→ **Task objective**
Copy every line of the records below word for word, changing nothing.

----------

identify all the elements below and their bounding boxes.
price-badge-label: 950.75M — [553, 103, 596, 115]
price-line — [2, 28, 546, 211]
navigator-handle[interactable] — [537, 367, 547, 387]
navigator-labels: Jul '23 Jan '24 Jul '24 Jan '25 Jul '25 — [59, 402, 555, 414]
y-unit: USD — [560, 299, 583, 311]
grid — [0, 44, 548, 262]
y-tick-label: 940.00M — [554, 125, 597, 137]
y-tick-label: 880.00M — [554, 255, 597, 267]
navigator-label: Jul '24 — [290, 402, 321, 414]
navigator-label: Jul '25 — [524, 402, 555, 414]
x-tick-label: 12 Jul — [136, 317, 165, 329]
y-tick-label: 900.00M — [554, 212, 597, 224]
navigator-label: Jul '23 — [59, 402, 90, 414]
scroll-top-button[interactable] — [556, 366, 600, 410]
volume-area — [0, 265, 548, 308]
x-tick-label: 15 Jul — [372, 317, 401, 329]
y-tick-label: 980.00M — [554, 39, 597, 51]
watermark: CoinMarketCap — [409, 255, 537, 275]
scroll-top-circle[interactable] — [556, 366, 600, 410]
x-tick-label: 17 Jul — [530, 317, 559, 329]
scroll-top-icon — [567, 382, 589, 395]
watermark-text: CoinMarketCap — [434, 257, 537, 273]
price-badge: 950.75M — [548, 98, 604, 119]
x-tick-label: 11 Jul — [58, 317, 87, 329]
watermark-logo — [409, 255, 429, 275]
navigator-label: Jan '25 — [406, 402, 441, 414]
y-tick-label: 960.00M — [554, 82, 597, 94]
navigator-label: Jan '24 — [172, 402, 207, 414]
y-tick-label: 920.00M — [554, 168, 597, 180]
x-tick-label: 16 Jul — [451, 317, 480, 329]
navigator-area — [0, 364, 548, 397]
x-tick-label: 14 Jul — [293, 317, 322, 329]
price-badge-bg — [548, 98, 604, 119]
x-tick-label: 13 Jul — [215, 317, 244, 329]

----------

→ **Task output**
identify all the elements below and their bounding boxes.
price-badge-label: 950.75M — [553, 103, 596, 115]
price-line — [2, 28, 546, 211]
navigator-handle[interactable] — [537, 367, 547, 387]
navigator-labels: Jul '23 Jan '24 Jul '24 Jan '25 Jul '25 — [59, 402, 555, 414]
y-unit: USD — [560, 299, 583, 311]
grid — [0, 44, 548, 262]
y-tick-label: 940.00M — [554, 125, 597, 137]
y-tick-label: 880.00M — [554, 255, 597, 267]
navigator-label: Jul '24 — [290, 402, 321, 414]
navigator-label: Jul '25 — [524, 402, 555, 414]
x-tick-label: 12 Jul — [136, 317, 165, 329]
y-tick-label: 900.00M — [554, 212, 597, 224]
navigator-label: Jul '23 — [59, 402, 90, 414]
scroll-top-button[interactable] — [556, 366, 600, 410]
volume-area — [0, 265, 548, 308]
x-tick-label: 15 Jul — [372, 317, 401, 329]
y-tick-label: 980.00M — [554, 39, 597, 51]
watermark: CoinMarketCap — [409, 255, 537, 275]
scroll-top-circle[interactable] — [556, 366, 600, 410]
x-tick-label: 17 Jul — [530, 317, 559, 329]
scroll-top-icon — [567, 382, 589, 395]
watermark-text: CoinMarketCap — [434, 257, 537, 273]
price-badge: 950.75M — [548, 98, 604, 119]
x-tick-label: 11 Jul — [58, 317, 87, 329]
watermark-logo — [409, 255, 429, 275]
navigator-label: Jan '25 — [406, 402, 441, 414]
y-tick-label: 960.00M — [554, 82, 597, 94]
navigator-label: Jan '24 — [172, 402, 207, 414]
y-tick-label: 920.00M — [554, 168, 597, 180]
x-tick-label: 16 Jul — [451, 317, 480, 329]
navigator-area — [0, 364, 548, 397]
x-tick-label: 14 Jul — [293, 317, 322, 329]
price-badge-bg — [548, 98, 604, 119]
x-tick-label: 13 Jul — [215, 317, 244, 329]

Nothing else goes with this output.